— WHAT THE EXERCISE ASKS —
Pick up the satirical text below about Mrs May's cabinet reshuffle and Mr Hunt's lengthened job title, and continue it from its last sentence.

— READING TEXT —
--- begin ---
Mrs May’s second eureka moment came during her much praised cabinet reshuffle where she took decisive steps to reverse the chronic under-naming of Jeremy Hunt. Mr Hunt entered number ten as the secretary of state for health and emerged as secretary of state for health and social care, a more than 30% increase in his job title.
Mrs May had been fully prepared to reward Mr Hunt for his efforts at the Department of Health with a promotion to the post of junior minister for business parks, but Mr Hunt declined the offer, gamely promising to stay on and steer his department through what promises to be a turbulent next few months. It was a brave decision, as anyone who’s ever led a corporate rebranding exercise will testify.
Mr Hunt kept the media waiting a long time. Some speculated that Mrs May had forced him into a dance-off with business secretary Greg Clark for the health job, and that Mr Hunt only prevailed because he has better legs and tighter trousers than Mr Clark.
A more plausible theory is that keeping Mr Hunt waiting for hours in a draughty corridor before telling him that there was nothing really wrong with him and sending him home appealed to Mrs May’s keen sense of fun.
Mr Hunt certainly appeared to enjoy the joke. He left wearing his trademark expression of the cat who has been awarded distribution rights in perpetuity to the global cream franchise.
While the charade of the reshuffle was played out for the sake of the media, ordinary people were bearing the brunt of the crisis. Ordinary people like Simon, who hasn’t left his sixth floor flat in south London for weeks because he’s terrified of going down with something that could be bad for his career.
--- end ---
— GIVEN INFORMATION —
--- begin ---
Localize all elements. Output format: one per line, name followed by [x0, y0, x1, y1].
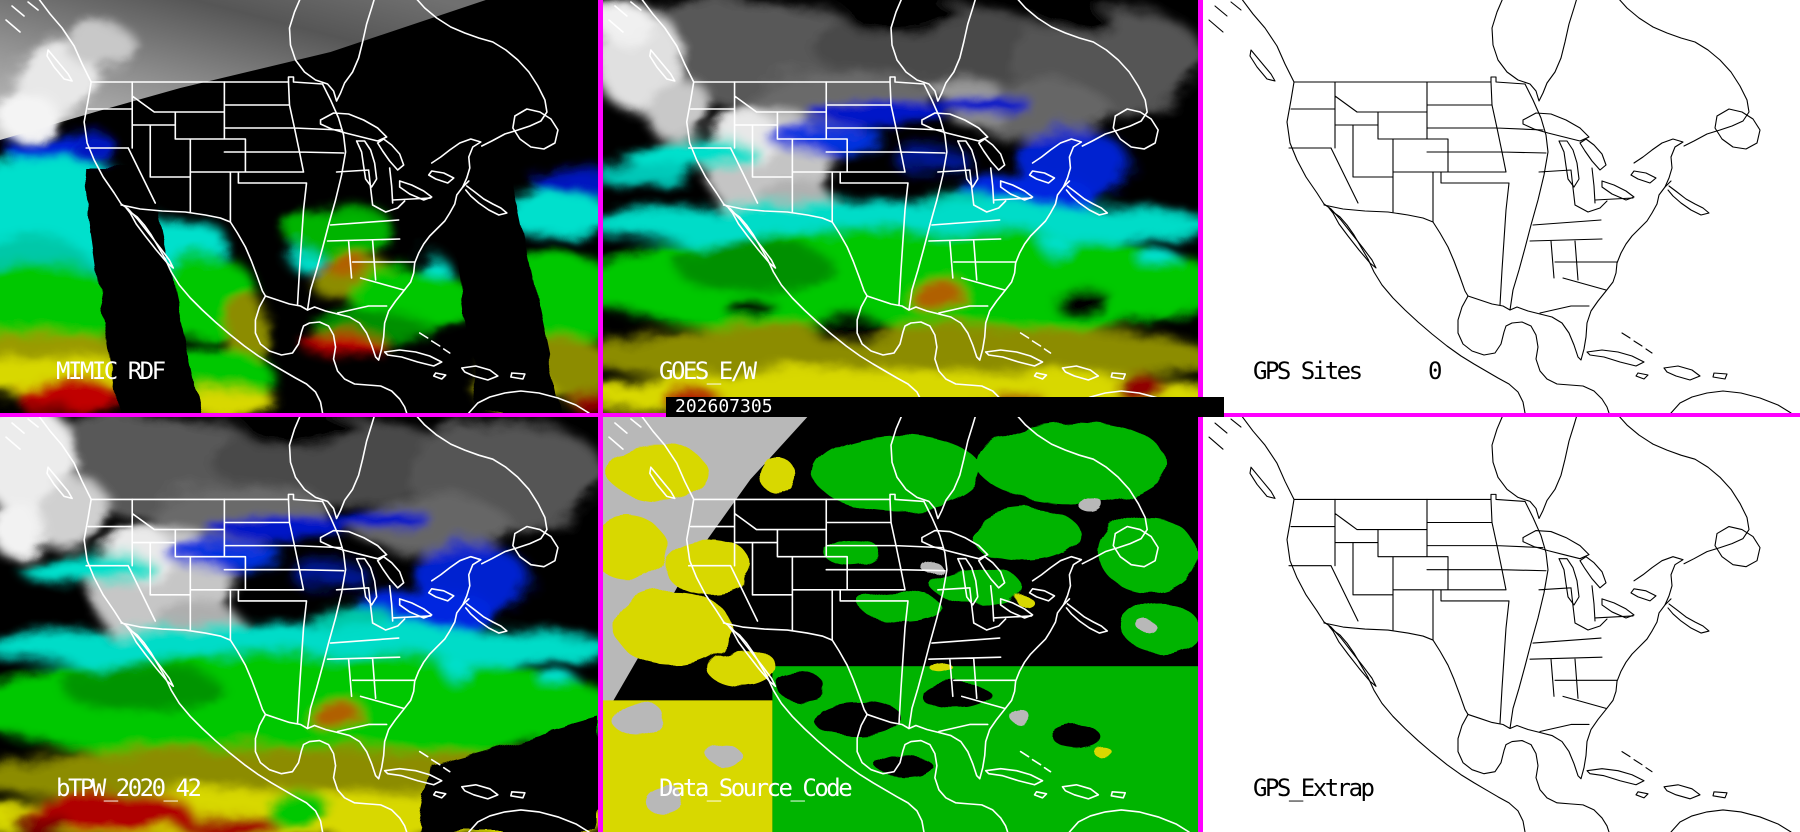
--- end ---
— RESPONSE TO THE TASK —
Simon and his flatmates, who also work as NHS managers, have chosen self-imposed quarantine rather than run the risk of catching a nasty cold from one of the many journalists who roam the area. “We’re going to wrap up warm and wait until it all blows over,” Simon said.
“We’re knitting bobble hats and eating Monster Munch. It’s great fun,” he added.
Think-tanks full to capacity
Elsewhere essential services are close to collapse. Frontline professionals at some of London’s major think-tanks are ending their shifts in tears as demand for thinking reaches unprecedented levels.
“We’re close to capacity already. Even if you gave us more thoughts, there’s nowhere we could put them,” said one.
Despite promises to “keep publishing the same thing over and over again” healthcare analysts privately doubt whether the think-tank sector can survive without massive further investment.
The prime minister confirmed that universal access to think-tanks was the government’s second highest priority after the 25-year target for a 5p charge on all new carrier bags.